▶ What this task involves
Reproduce all lines of the listing below in which the word "Temperature" occurs.

=======

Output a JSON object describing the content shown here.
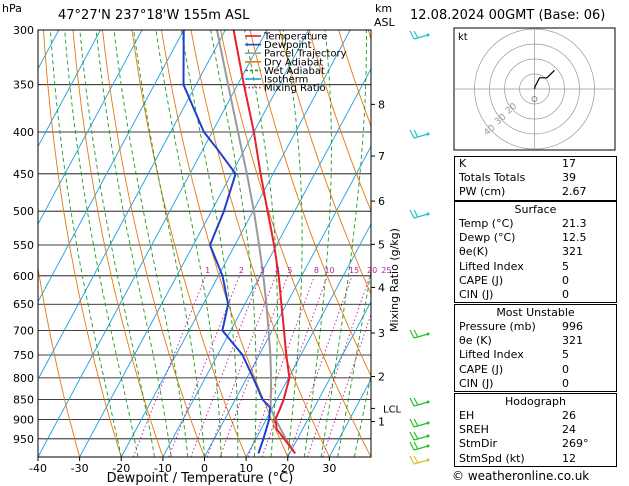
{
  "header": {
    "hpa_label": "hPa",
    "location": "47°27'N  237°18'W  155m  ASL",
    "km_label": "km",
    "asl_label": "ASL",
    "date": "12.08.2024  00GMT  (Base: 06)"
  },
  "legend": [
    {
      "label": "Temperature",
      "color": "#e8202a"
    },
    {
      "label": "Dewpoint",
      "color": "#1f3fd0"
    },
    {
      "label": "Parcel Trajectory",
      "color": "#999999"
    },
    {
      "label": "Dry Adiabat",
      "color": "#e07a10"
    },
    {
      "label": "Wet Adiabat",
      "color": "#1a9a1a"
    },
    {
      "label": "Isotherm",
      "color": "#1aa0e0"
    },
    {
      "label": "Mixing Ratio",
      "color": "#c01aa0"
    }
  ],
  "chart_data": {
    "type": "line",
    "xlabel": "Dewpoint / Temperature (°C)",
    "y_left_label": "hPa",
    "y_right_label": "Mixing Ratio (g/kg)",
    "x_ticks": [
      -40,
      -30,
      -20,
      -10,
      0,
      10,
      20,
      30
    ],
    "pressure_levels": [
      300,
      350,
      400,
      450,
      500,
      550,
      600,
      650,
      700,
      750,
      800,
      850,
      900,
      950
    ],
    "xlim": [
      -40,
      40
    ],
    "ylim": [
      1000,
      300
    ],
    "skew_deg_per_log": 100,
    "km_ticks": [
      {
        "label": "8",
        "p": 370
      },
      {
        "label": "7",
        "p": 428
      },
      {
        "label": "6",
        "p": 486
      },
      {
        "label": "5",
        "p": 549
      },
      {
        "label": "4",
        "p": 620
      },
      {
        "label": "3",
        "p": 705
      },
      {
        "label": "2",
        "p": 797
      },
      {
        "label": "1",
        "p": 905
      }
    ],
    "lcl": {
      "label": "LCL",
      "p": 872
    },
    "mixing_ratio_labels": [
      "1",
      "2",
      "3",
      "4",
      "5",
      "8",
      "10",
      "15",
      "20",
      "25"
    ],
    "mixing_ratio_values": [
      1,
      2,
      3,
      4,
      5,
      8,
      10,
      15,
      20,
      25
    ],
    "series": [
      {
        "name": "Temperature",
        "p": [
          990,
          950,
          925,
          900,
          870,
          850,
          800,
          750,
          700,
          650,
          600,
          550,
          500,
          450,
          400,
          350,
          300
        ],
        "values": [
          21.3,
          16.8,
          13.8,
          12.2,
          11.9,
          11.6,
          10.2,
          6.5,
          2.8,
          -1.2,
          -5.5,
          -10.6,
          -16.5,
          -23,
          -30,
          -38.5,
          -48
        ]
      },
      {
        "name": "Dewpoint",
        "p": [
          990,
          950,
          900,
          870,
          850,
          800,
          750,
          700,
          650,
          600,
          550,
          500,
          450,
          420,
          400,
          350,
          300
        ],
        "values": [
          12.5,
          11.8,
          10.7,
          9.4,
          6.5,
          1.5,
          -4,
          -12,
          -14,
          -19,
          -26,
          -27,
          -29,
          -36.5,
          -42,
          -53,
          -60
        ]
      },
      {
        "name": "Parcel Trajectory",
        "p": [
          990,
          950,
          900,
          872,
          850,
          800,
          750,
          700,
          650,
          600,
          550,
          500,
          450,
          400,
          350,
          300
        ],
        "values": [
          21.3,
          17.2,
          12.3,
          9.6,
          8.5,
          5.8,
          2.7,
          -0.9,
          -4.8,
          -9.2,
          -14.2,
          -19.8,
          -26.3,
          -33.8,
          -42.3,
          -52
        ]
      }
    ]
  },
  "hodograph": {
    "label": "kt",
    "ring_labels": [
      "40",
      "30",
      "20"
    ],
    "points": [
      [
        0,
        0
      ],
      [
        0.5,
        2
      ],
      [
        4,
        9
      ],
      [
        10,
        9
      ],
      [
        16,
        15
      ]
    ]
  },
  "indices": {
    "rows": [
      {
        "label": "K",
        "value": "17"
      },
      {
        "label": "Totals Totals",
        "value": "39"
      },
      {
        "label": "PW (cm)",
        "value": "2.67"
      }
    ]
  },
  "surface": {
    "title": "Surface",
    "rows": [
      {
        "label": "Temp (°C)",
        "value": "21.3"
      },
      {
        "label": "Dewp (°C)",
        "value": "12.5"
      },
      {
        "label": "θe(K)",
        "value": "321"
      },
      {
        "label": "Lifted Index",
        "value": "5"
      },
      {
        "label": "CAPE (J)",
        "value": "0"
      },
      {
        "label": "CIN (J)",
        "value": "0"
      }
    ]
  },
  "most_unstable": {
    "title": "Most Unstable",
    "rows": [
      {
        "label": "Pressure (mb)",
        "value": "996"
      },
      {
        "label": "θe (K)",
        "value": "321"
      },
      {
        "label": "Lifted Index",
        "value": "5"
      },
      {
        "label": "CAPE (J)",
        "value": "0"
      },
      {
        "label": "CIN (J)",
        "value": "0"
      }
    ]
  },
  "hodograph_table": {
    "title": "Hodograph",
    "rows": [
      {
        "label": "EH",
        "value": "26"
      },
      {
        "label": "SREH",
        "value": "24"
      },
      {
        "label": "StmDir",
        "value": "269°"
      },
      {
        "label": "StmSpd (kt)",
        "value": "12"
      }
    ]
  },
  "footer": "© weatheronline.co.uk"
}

=======

▶ Task solution
      "label": "Temperature",
    "xlabel": "Dewpoint / Temperature (°C)",
        "name": "Temperature",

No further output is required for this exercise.